EXERCISE.
Could you write out every entry exactly as it stands?

(Dataset items)
+---+

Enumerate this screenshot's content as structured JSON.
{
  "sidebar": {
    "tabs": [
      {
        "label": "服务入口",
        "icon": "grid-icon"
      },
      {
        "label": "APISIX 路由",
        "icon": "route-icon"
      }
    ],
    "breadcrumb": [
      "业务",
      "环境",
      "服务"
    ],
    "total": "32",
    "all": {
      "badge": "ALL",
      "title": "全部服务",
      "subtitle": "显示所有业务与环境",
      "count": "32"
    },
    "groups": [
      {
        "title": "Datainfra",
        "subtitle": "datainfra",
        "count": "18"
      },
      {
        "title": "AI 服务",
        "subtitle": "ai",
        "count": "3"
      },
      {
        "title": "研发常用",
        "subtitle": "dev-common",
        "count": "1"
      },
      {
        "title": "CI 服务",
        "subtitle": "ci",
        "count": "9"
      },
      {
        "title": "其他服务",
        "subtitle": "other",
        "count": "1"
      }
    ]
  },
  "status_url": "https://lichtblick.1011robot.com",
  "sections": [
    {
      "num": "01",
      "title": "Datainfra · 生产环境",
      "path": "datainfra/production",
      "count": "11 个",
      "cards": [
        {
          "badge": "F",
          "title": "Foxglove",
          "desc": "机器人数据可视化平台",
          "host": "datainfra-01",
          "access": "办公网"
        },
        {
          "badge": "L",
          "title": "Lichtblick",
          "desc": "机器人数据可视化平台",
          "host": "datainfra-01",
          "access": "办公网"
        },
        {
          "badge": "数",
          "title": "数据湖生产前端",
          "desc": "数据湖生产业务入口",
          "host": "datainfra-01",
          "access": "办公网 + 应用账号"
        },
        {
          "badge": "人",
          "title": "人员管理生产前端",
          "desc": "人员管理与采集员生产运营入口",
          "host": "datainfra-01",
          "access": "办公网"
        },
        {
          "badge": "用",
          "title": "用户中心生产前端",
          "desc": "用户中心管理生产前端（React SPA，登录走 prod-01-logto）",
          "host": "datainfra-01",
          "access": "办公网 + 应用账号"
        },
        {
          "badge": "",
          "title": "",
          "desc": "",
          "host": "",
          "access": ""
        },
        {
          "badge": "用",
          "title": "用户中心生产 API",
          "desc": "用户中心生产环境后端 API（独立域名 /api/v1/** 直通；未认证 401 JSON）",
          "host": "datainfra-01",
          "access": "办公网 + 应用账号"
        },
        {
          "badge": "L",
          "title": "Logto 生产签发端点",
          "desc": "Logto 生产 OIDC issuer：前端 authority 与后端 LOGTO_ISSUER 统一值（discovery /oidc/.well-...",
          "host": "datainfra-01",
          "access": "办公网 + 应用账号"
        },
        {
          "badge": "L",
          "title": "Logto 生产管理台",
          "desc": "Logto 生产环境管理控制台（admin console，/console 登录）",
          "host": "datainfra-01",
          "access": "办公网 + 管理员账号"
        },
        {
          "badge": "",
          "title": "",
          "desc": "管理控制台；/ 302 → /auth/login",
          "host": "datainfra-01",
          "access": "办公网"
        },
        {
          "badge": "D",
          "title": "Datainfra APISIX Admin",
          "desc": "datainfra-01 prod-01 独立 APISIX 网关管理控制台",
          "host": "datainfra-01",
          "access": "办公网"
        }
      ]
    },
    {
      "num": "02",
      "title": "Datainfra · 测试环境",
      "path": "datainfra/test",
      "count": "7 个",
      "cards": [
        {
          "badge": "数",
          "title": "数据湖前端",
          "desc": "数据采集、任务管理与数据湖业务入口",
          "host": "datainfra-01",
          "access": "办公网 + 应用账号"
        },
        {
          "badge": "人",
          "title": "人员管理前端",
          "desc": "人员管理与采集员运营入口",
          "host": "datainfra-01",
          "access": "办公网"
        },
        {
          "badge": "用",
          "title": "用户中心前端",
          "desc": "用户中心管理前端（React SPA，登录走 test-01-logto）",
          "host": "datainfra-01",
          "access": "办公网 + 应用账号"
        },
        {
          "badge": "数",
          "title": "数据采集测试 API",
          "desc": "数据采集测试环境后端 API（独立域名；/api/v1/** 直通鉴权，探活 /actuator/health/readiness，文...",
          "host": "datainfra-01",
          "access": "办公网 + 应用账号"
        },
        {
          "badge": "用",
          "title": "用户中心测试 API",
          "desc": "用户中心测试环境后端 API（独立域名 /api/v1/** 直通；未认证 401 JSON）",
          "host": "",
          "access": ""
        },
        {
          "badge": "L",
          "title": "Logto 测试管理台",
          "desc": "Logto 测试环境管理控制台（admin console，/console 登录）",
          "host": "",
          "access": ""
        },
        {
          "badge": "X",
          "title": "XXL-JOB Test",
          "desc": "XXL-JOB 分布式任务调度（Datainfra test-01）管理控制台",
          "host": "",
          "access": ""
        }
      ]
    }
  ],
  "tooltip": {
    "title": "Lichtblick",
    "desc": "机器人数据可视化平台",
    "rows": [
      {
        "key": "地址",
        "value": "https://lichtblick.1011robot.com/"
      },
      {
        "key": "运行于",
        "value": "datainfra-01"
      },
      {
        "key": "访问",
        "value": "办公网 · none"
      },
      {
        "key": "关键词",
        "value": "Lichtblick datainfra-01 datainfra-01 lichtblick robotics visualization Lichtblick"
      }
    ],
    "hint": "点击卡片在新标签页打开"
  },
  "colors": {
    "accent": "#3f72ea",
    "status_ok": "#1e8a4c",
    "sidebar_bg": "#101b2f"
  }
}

+---+

COMPLETED EXERCISE.
Enumerate this screenshot's content as structured JSON.
{
  "sidebar": {
    "tabs": [
      {
        "label": "服务入口",
        "icon": "grid-icon"
      },
      {
        "label": "APISIX 路由",
        "icon": "route-icon"
      }
    ],
    "breadcrumb": [
      "业务",
      "环境",
      "服务"
    ],
    "total": "32",
    "all": {
      "badge": "ALL",
      "title": "全部服务",
      "subtitle": "显示所有业务与环境",
      "count": "32"
    },
    "groups": [
      {
        "title": "Datainfra",
        "subtitle": "datainfra",
        "count": "18"
      },
      {
        "title": "AI 服务",
        "subtitle": "ai",
        "count": "3"
      },
      {
        "title": "研发常用",
        "subtitle": "dev-common",
        "count": "1"
      },
      {
        "title": "CI 服务",
        "subtitle": "ci",
        "count": "9"
      },
      {
        "title": "其他服务",
        "subtitle": "other",
        "count": "1"
      }
    ]
  },
  "status_url": "https://lichtblick.1011robot.com",
  "sections": [
    {
      "num": "01",
      "title": "Datainfra · 生产环境",
      "path": "datainfra/production",
      "count": "11 个",
      "cards": [
        {
          "badge": "F",
          "title": "Foxglove",
          "desc": "机器人数据可视化平台",
          "host": "datainfra-01",
          "access": "办公网"
        },
        {
          "badge": "L",
          "title": "Lichtblick",
          "desc": "机器人数据可视化平台",
          "host": "datainfra-01",
          "access": "办公网"
        },
        {
          "badge": "数",
          "title": "数据湖生产前端",
          "desc": "数据湖生产业务入口",
          "host": "datainfra-01",
          "access": "办公网 + 应用账号"
        },
        {
          "badge": "人",
          "title": "人员管理生产前端",
          "desc": "人员管理与采集员生产运营入口",
          "host": "datainfra-01",
          "access": "办公网"
        },
        {
          "badge": "用",
          "title": "用户中心生产前端",
          "desc": "用户中心管理生产前端（React SPA，登录走 prod-01-logto）",
          "host": "datainfra-01",
          "access": "办公网 + 应用账号"
        },
        {
          "badge": "",
          "title": "",
          "desc": "",
          "host": "",
          "access": ""
        },
        {
          "badge": "用",
          "title": "用户中心生产 API",
          "desc": "用户中心生产环境后端 API（独立域名 /api/v1/** 直通；未认证 401 JSON）",
          "host": "datainfra-01",
          "access": "办公网 + 应用账号"
        },
        {
          "badge": "L",
          "title": "Logto 生产签发端点",
          "desc": "Logto 生产 OIDC issuer：前端 authority 与后端 LOGTO_ISSUER 统一值（discovery /oidc/.well-...",
          "host": "datainfra-01",
          "access": "办公网 + 应用账号"
        },
        {
          "badge": "L",
          "title": "Logto 生产管理台",
          "desc": "Logto 生产环境管理控制台（admin console，/console 登录）",
          "host": "datainfra-01",
          "access": "办公网 + 管理员账号"
        },
        {
          "badge": "",
          "title": "",
          "desc": "管理控制台；/ 302 → /auth/login",
          "host": "datainfra-01",
          "access": "办公网"
        },
        {
          "badge": "D",
          "title": "Datainfra APISIX Admin",
          "desc": "datainfra-01 prod-01 独立 APISIX 网关管理控制台",
          "host": "datainfra-01",
          "access": "办公网"
        }
      ]
    },
    {
      "num": "02",
      "title": "Datainfra · 测试环境",
      "path": "datainfra/test",
      "count": "7 个",
      "cards": [
        {
          "badge": "数",
          "title": "数据湖前端",
          "desc": "数据采集、任务管理与数据湖业务入口",
          "host": "datainfra-01",
          "access": "办公网 + 应用账号"
        },
        {
          "badge": "人",
          "title": "人员管理前端",
          "desc": "人员管理与采集员运营入口",
          "host": "datainfra-01",
          "access": "办公网"
        },
        {
          "badge": "用",
          "title": "用户中心前端",
          "desc": "用户中心管理前端（React SPA，登录走 test-01-logto）",
          "host": "datainfra-01",
          "access": "办公网 + 应用账号"
        },
        {
          "badge": "数",
          "title": "数据采集测试 API",
          "desc": "数据采集测试环境后端 API（独立域名；/api/v1/** 直通鉴权，探活 /actuator/health/readiness，文...",
          "host": "datainfra-01",
          "access": "办公网 + 应用账号"
        },
        {
          "badge": "用",
          "title": "用户中心测试 API",
          "desc": "用户中心测试环境后端 API（独立域名 /api/v1/** 直通；未认证 401 JSON）",
          "host": "",
          "access": ""
        },
        {
          "badge": "L",
          "title": "Logto 测试管理台",
          "desc": "Logto 测试环境管理控制台（admin console，/console 登录）",
          "host": "",
          "access": ""
        },
        {
          "badge": "X",
          "title": "XXL-JOB Test",
          "desc": "XXL-JOB 分布式任务调度（Datainfra test-01）管理控制台",
          "host": "",
          "access": ""
        }
      ]
    }
  ],
  "tooltip": {
    "title": "Lichtblick",
    "desc": "机器人数据可视化平台",
    "rows": [
      {
        "key": "地址",
        "value": "https://lichtblick.1011robot.com/"
      },
      {
        "key": "运行于",
        "value": "datainfra-01"
      },
      {
        "key": "访问",
        "value": "办公网 · none"
      },
      {
        "key": "关键词",
        "value": "Lichtblick datainfra-01 datainfra-01 lichtblick robotics visualization Lichtblick"
      }
    ],
    "hint": "点击卡片在新标签页打开"
  },
  "colors": {
    "accent": "#3f72ea",
    "status_ok": "#1e8a4c",
    "sidebar_bg": "#101b2f"
  }
}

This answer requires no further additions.